* **Problem to solve**:
Output the data exactly, with every line intact.

* **Task inputs**:
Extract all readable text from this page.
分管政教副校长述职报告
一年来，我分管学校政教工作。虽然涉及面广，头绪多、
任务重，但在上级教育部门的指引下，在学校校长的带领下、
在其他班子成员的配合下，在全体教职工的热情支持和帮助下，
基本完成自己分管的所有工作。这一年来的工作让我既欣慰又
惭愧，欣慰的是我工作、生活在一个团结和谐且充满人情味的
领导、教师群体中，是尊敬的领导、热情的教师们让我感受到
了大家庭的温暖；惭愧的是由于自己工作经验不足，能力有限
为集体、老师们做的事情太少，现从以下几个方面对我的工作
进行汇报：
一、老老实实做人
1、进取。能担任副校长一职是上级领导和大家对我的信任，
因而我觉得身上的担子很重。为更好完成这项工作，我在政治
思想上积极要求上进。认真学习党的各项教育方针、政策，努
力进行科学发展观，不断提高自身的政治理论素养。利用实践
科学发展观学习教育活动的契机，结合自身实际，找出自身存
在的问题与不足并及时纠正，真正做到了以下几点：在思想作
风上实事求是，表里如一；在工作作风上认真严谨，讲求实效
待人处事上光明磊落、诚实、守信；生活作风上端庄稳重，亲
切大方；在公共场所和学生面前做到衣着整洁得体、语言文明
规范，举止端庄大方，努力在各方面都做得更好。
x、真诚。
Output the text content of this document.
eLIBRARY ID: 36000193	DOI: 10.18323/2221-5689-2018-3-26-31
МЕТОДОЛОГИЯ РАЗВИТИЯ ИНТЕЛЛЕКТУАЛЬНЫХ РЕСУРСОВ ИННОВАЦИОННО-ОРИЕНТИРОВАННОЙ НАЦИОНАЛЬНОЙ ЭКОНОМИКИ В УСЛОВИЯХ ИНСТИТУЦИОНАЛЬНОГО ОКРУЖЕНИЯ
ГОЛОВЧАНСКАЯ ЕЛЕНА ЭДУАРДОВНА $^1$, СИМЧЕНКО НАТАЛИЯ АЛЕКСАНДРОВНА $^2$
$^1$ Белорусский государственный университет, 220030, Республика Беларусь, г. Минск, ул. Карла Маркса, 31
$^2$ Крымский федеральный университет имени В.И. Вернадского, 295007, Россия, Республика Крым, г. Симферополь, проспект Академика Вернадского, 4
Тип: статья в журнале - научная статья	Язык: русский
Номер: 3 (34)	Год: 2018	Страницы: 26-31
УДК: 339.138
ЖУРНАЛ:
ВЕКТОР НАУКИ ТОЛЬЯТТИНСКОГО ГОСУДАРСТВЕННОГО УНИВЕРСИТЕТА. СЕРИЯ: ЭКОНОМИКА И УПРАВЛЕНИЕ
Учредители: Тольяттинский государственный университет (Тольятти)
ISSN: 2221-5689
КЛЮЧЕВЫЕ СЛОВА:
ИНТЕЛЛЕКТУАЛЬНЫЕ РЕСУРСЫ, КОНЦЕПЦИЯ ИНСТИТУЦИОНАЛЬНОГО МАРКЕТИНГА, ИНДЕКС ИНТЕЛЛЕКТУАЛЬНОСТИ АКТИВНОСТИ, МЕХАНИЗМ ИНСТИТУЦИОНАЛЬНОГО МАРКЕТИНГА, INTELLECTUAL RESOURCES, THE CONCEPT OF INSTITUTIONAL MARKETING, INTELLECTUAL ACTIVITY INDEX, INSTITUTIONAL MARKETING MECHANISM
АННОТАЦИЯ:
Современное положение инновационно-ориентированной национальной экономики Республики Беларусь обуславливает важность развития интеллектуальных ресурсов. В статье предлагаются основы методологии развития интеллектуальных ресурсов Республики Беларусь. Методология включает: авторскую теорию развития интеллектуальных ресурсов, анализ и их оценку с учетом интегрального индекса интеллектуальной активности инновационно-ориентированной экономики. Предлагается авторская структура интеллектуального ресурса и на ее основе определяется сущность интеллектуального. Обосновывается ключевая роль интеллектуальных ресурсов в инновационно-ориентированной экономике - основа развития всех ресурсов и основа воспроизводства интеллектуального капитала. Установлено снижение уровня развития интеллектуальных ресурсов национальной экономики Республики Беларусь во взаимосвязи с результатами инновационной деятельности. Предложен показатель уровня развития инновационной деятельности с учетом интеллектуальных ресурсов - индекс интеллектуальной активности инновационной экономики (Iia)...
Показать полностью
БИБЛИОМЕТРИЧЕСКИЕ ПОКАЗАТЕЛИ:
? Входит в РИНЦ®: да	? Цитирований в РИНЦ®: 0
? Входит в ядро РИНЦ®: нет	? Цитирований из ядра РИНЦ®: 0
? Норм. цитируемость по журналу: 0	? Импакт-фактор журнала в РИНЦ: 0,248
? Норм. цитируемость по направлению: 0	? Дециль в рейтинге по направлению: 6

* **The answer**:
Extract all readable text from this page.
分管政教副校长述职报告
一年来，我分管学校政教工作。虽然涉及面广，头绪多、
任务重，但在上级教育部门的指引下，在学校校长的带领下、
在其他班子成员的配合下，在全体教职工的热情支持和帮助下，
基本完成自己分管的所有工作。这一年来的工作让我既欣慰又
惭愧，欣慰的是我工作、生活在一个团结和谐且充满人情味的
领导、教师群体中，是尊敬的领导、热情的教师们让我感受到
了大家庭的温暖；惭愧的是由于自己工作经验不足，能力有限
为集体、老师们做的事情太少，现从以下几个方面对我的工作
进行汇报：
一、老老实实做人
1、进取。能担任副校长一职是上级领导和大家对我的信任，
因而我觉得身上的担子很重。为更好完成这项工作，我在政治
思想上积极要求上进。认真学习党的各项教育方针、政策，努
力进行科学发展观，不断提高自身的政治理论素养。利用实践
科学发展观学习教育活动的契机，结合自身实际，找出自身存
在的问题与不足并及时纠正，真正做到了以下几点：在思想作
风上实事求是，表里如一；在工作作风上认真严谨，讲求实效
待人处事上光明磊落、诚实、守信；生活作风上端庄稳重，亲
切大方；在公共场所和学生面前做到衣着整洁得体、语言文明
规范，举止端庄大方，努力在各方面都做得更好。
x、真诚。
Output the text content of this document.
eLIBRARY ID: 36000193	DOI: 10.18323/2221-5689-2018-3-26-31
МЕТОДОЛОГИЯ РАЗВИТИЯ ИНТЕЛЛЕКТУАЛЬНЫХ РЕСУРСОВ ИННОВАЦИОННО-ОРИЕНТИРОВАННОЙ НАЦИОНАЛЬНОЙ ЭКОНОМИКИ В УСЛОВИЯХ ИНСТИТУЦИОНАЛЬНОГО ОКРУЖЕНИЯ
ГОЛОВЧАНСКАЯ ЕЛЕНА ЭДУАРДОВНА $^1$, СИМЧЕНКО НАТАЛИЯ АЛЕКСАНДРОВНА $^2$
$^1$ Белорусский государственный университет, 220030, Республика Беларусь, г. Минск, ул. Карла Маркса, 31
$^2$ Крымский федеральный университет имени В.И. Вернадского, 295007, Россия, Республика Крым, г. Симферополь, проспект Академика Вернадского, 4
Тип: статья в журнале - научная статья	Язык: русский
Номер: 3 (34)	Год: 2018	Страницы: 26-31
УДК: 339.138
ЖУРНАЛ:
ВЕКТОР НАУКИ ТОЛЬЯТТИНСКОГО ГОСУДАРСТВЕННОГО УНИВЕРСИТЕТА. СЕРИЯ: ЭКОНОМИКА И УПРАВЛЕНИЕ
Учредители: Тольяттинский государственный университет (Тольятти)
ISSN: 2221-5689
КЛЮЧЕВЫЕ СЛОВА:
ИНТЕЛЛЕКТУАЛЬНЫЕ РЕСУРСЫ, КОНЦЕПЦИЯ ИНСТИТУЦИОНАЛЬНОГО МАРКЕТИНГА, ИНДЕКС ИНТЕЛЛЕКТУАЛЬНОСТИ АКТИВНОСТИ, МЕХАНИЗМ ИНСТИТУЦИОНАЛЬНОГО МАРКЕТИНГА, INTELLECTUAL RESOURCES, THE CONCEPT OF INSTITUTIONAL MARKETING, INTELLECTUAL ACTIVITY INDEX, INSTITUTIONAL MARKETING MECHANISM
АННОТАЦИЯ:
Современное положение инновационно-ориентированной национальной экономики Республики Беларусь обуславливает важность развития интеллектуальных ресурсов. В статье предлагаются основы методологии развития интеллектуальных ресурсов Республики Беларусь. Методология включает: авторскую теорию развития интеллектуальных ресурсов, анализ и их оценку с учетом интегрального индекса интеллектуальной активности инновационно-ориентированной экономики. Предлагается авторская структура интеллектуального ресурса и на ее основе определяется сущность интеллектуального. Обосновывается ключевая роль интеллектуальных ресурсов в инновационно-ориентированной экономике - основа развития всех ресурсов и основа воспроизводства интеллектуального капитала. Установлено снижение уровня развития интеллектуальных ресурсов национальной экономики Республики Беларусь во взаимосвязи с результатами инновационной деятельности. Предложен показатель уровня развития инновационной деятельности с учетом интеллектуальных ресурсов - индекс интеллектуальной активности инновационной экономики (Iia)...
Показать полностью
БИБЛИОМЕТРИЧЕСКИЕ ПОКАЗАТЕЛИ:
? Входит в РИНЦ®: да	? Цитирований в РИНЦ®: 0
? Входит в ядро РИНЦ®: нет	? Цитирований из ядра РИНЦ®: 0
? Норм. цитируемость по журналу: 0	? Импакт-фактор журнала в РИНЦ: 0,248
? Норм. цитируемость по направлению: 0	? Дециль в рейтинге по направлению: 6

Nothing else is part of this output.